Structured figure records:
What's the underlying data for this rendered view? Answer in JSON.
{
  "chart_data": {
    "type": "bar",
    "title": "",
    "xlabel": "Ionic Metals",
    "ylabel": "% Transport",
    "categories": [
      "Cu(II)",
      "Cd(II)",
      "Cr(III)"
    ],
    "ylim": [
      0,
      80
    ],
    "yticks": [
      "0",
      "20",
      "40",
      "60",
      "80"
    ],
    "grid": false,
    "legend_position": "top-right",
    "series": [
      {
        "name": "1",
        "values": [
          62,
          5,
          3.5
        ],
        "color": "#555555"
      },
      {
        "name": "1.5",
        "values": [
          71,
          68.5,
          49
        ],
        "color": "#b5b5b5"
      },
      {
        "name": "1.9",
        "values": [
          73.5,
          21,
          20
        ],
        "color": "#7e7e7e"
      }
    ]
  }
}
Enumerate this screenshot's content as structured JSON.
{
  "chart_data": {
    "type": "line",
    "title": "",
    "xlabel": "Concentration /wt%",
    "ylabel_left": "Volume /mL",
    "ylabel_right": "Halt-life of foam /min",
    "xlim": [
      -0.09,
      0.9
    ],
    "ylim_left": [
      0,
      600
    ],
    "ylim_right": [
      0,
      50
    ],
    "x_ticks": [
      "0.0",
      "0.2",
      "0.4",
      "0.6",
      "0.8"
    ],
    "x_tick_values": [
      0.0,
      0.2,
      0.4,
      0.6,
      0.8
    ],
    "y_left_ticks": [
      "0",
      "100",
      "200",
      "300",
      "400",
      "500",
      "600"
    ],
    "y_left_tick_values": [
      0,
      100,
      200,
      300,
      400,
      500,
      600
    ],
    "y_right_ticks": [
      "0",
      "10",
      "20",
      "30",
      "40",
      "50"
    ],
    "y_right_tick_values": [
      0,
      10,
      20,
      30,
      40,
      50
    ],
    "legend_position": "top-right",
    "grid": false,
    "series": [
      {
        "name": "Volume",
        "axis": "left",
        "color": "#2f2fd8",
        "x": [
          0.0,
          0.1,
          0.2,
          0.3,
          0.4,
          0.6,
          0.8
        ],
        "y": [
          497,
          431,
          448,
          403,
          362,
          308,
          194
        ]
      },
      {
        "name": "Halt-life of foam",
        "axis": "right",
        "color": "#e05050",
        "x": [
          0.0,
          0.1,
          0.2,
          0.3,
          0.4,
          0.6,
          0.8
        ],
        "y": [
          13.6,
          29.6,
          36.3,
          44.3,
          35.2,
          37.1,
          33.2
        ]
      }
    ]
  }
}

---

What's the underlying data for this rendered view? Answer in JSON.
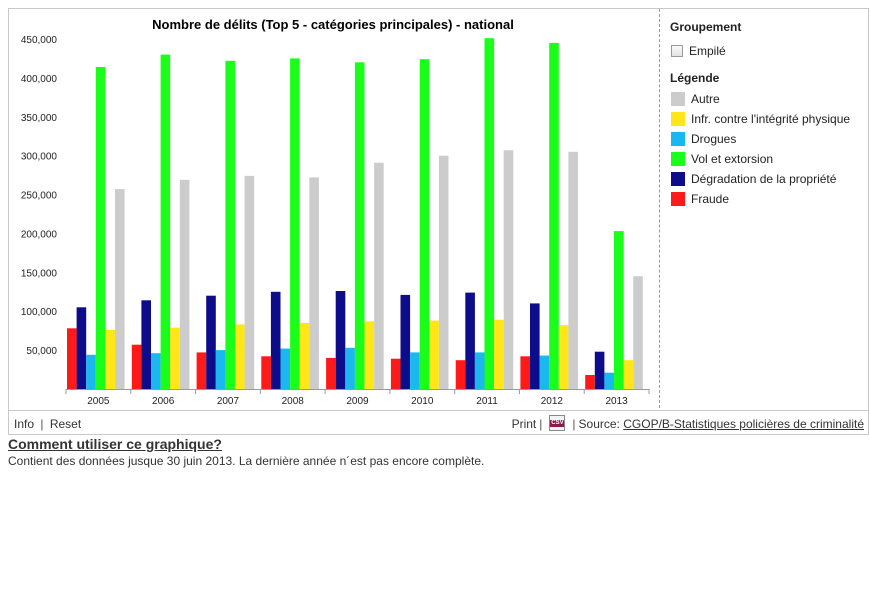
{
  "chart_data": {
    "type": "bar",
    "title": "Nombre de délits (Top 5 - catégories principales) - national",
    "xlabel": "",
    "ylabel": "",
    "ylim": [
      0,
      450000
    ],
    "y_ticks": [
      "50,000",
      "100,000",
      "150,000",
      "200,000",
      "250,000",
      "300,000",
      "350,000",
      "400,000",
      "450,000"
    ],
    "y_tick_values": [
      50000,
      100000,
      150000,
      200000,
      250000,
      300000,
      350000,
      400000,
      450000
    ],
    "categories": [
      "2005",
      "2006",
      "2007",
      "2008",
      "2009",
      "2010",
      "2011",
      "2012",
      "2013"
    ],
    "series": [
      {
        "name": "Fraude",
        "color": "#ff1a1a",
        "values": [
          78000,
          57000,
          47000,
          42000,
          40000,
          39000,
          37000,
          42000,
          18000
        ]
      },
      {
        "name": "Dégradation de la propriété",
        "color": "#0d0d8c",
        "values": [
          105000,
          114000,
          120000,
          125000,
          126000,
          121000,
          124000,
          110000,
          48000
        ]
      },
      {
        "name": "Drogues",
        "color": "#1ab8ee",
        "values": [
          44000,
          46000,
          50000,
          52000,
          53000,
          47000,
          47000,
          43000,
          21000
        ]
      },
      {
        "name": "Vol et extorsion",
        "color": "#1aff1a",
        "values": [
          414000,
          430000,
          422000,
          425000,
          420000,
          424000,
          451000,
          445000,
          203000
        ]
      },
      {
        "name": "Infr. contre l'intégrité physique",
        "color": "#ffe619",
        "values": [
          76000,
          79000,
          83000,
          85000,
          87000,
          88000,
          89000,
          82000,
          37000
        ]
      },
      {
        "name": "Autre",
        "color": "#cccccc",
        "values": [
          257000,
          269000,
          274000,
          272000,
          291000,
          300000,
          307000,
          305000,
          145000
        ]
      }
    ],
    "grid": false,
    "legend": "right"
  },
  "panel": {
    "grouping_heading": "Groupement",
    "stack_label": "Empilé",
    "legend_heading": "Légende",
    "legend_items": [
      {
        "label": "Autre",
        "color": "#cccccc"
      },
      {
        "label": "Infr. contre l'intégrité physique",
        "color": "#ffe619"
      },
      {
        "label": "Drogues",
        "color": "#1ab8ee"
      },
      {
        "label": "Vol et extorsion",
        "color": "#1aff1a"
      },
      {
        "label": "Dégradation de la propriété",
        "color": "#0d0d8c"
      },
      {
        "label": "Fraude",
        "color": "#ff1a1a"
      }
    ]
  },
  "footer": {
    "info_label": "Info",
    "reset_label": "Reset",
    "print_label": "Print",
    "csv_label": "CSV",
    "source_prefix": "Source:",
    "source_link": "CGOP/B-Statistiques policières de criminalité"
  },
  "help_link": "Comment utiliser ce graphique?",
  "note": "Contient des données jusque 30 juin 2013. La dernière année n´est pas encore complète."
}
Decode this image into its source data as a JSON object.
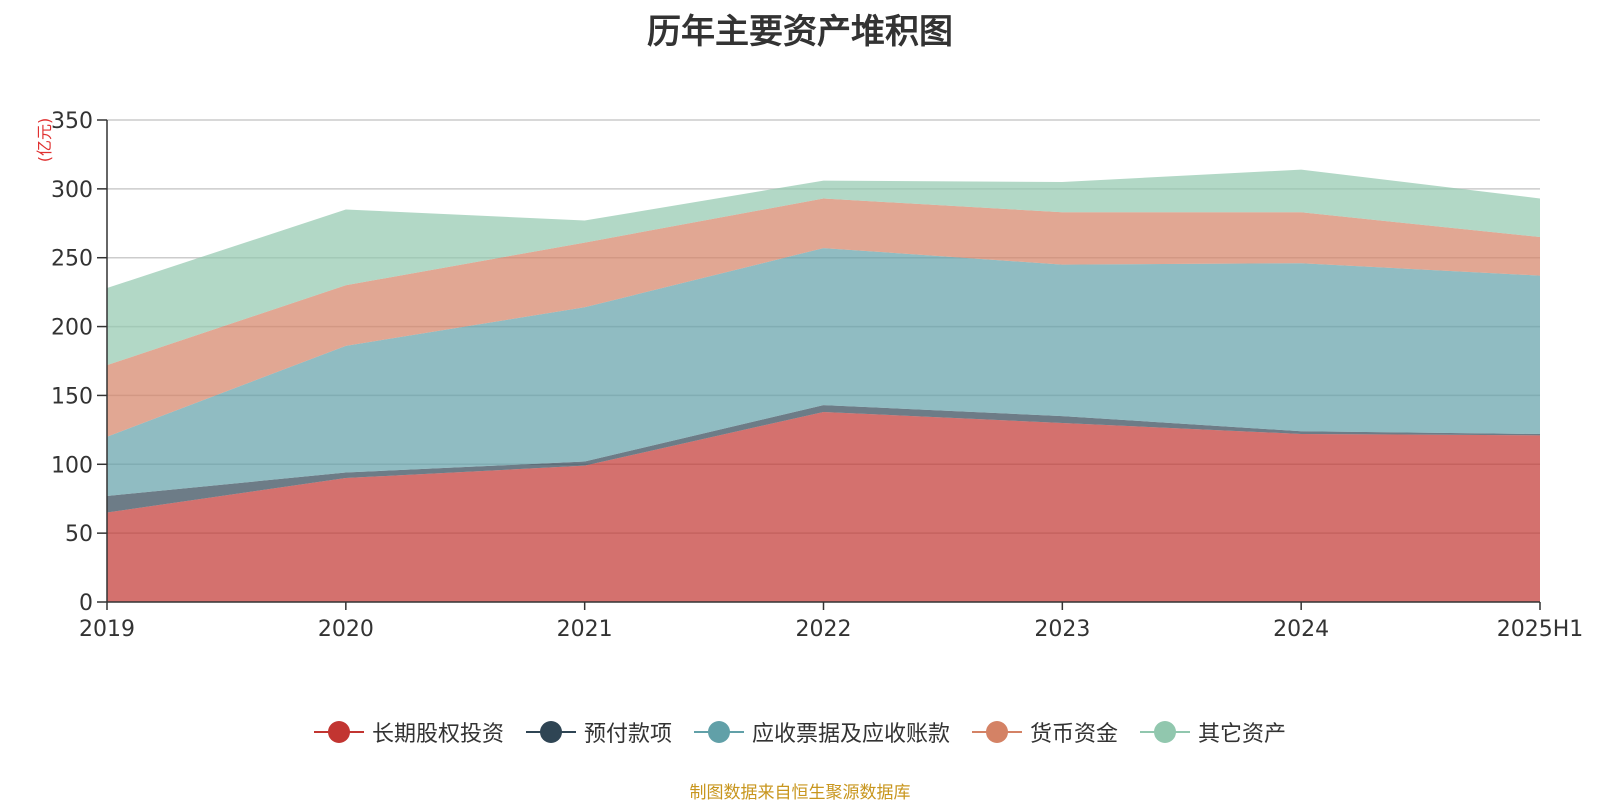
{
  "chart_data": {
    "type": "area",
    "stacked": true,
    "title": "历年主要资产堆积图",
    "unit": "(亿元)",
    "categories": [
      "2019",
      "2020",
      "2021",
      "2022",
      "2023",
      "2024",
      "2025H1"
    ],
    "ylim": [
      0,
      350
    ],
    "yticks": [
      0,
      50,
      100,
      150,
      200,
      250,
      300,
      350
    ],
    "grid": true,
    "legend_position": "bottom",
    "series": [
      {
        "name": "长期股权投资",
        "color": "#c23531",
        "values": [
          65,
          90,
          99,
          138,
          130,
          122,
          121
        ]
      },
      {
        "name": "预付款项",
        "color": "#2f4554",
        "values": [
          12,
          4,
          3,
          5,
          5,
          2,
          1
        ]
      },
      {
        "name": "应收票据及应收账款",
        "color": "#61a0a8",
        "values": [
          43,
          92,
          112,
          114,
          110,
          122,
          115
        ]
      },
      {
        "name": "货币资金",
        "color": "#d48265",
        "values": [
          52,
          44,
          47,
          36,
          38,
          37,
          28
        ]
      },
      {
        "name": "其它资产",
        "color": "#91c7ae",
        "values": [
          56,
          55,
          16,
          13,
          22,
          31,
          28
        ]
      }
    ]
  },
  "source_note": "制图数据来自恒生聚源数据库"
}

_Problem description_
Filter the entries down to the lines containing "this". Copy each of those lines.

_The answer_
What's the underlying data for this rendered view? Answer in JSON.
Enumerate this screenshot's content as structured JSON.
What's the underlying data for this rendered view? Answer in JSON.
Decode this image into its source data as a JSON object.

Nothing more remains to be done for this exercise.